STATED GOAL:
Copy all of the material word for word, except for the pictures.

(Data listing)
##########

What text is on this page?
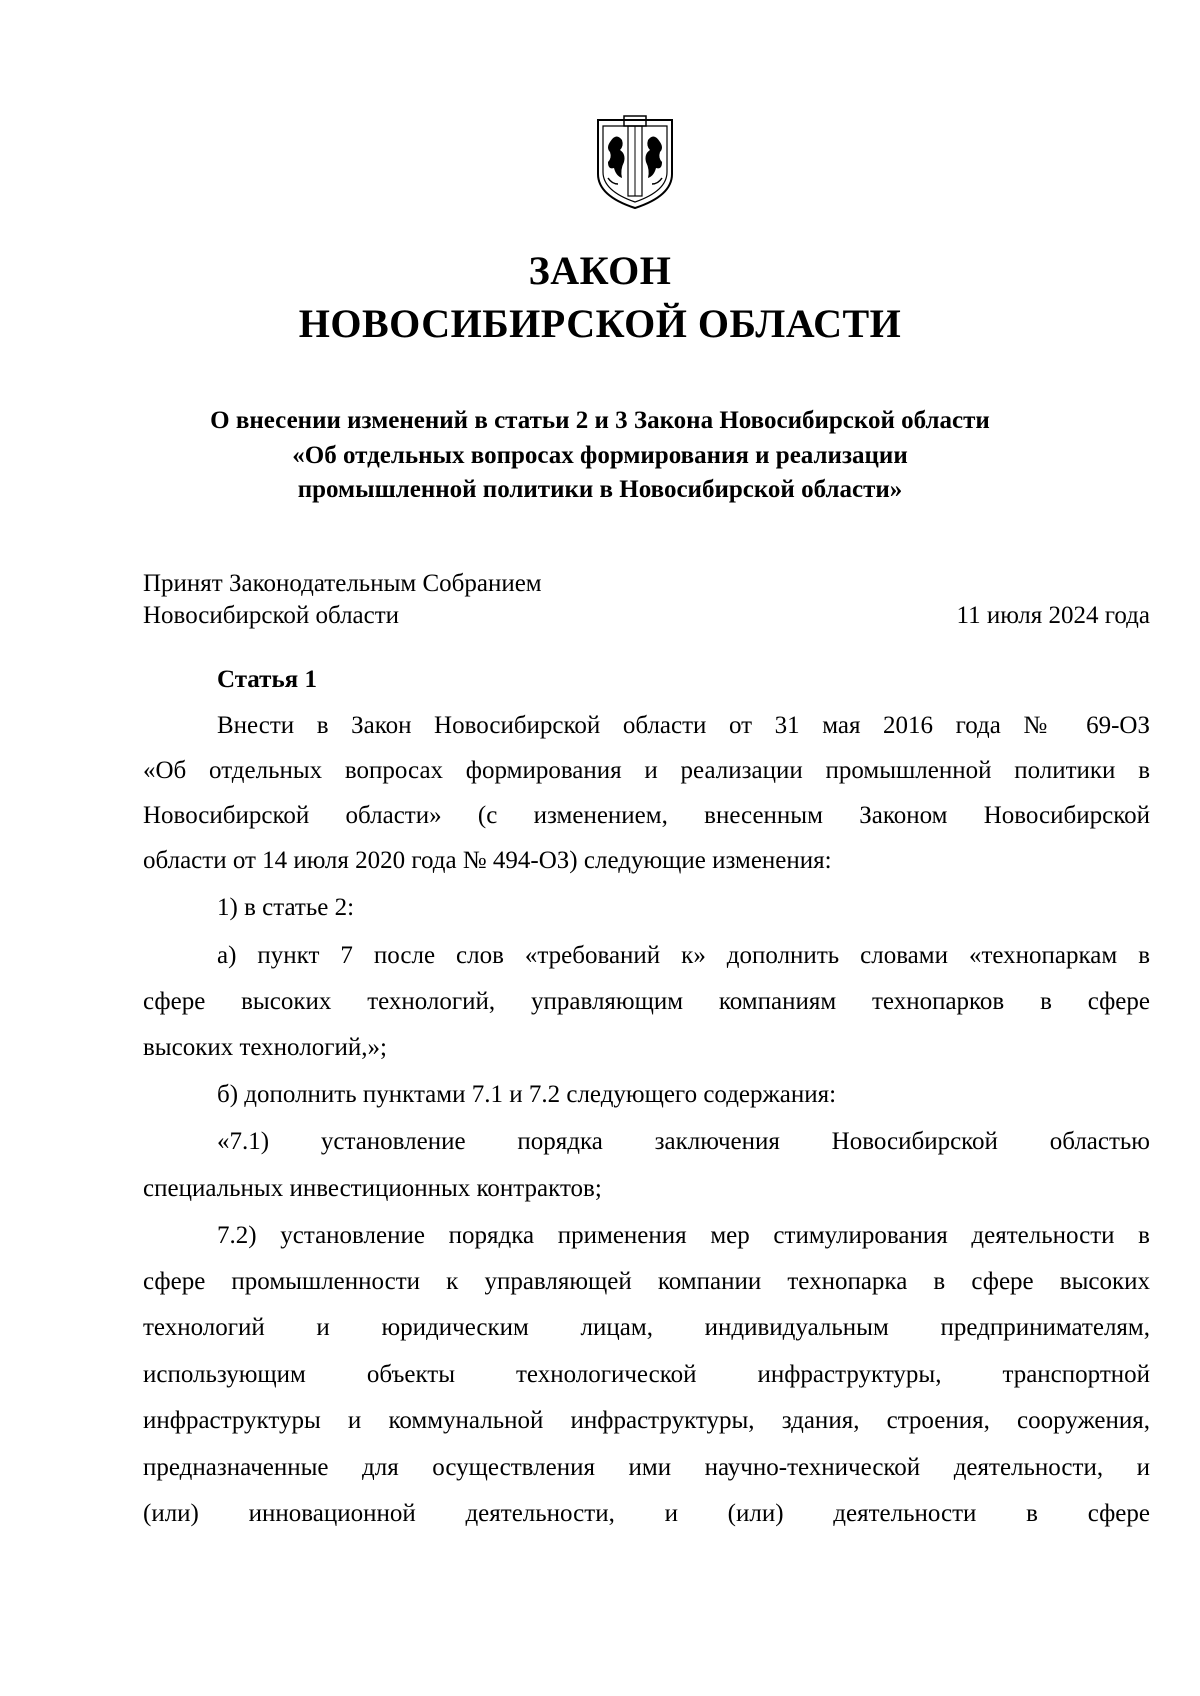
ЗАКОН
НОВОСИБИРСКОЙ ОБЛАСТИ
О внесении изменений в статьи 2 и 3 Закона Новосибирской области
«Об отдельных вопросах формирования и реализации
промышленной политики в Новосибирской области»
Принят Законодательным Собранием
Новосибирской области	11 июля 2024 года
Статья 1
Внести в Закон Новосибирской области от 31 мая 2016 года № 69-ОЗ
«Об отдельных вопросах формирования и реализации промышленной политики в
Новосибирской области» (с изменением, внесенным Законом Новосибирской
области от 14 июля 2020 года № 494-ОЗ) следующие изменения:
1) в статье 2:
а) пункт 7 после слов «требований к» дополнить словами «технопаркам в
сфере высоких технологий, управляющим компаниям технопарков в сфере
высоких технологий,»;
б) дополнить пунктами 7.1 и 7.2 следующего содержания:
«7.1) установление порядка заключения Новосибирской областью
специальных инвестиционных контрактов;
7.2) установление порядка применения мер стимулирования деятельности в
сфере промышленности к управляющей компании технопарка в сфере высоких
технологий и юридическим лицам, индивидуальным предпринимателям,
использующим объекты технологической инфраструктуры, транспортной
инфраструктуры и коммунальной инфраструктуры, здания, строения, сооружения,
предназначенные для осуществления ими научно-технической деятельности, и
(или) инновационной деятельности, и (или) деятельности в сфере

##########

WRITTEN ANSWER:
What text is on this page?
ЗАКОН
НОВОСИБИРСКОЙ ОБЛАСТИ
О внесении изменений в статьи 2 и 3 Закона Новосибирской области
«Об отдельных вопросах формирования и реализации
промышленной политики в Новосибирской области»
Принят Законодательным Собранием
Новосибирской области	11 июля 2024 года
Статья 1
Внести в Закон Новосибирской области от 31 мая 2016 года № 69-ОЗ
«Об отдельных вопросах формирования и реализации промышленной политики в
Новосибирской области» (с изменением, внесенным Законом Новосибирской
области от 14 июля 2020 года № 494-ОЗ) следующие изменения:
1) в статье 2:
а) пункт 7 после слов «требований к» дополнить словами «технопаркам в
сфере высоких технологий, управляющим компаниям технопарков в сфере
высоких технологий,»;
б) дополнить пунктами 7.1 и 7.2 следующего содержания:
«7.1) установление порядка заключения Новосибирской областью
специальных инвестиционных контрактов;
7.2) установление порядка применения мер стимулирования деятельности в
сфере промышленности к управляющей компании технопарка в сфере высоких
технологий и юридическим лицам, индивидуальным предпринимателям,
использующим объекты технологической инфраструктуры, транспортной
инфраструктуры и коммунальной инфраструктуры, здания, строения, сооружения,
предназначенные для осуществления ими научно-технической деятельности, и
(или) инновационной деятельности, и (или) деятельности в сфере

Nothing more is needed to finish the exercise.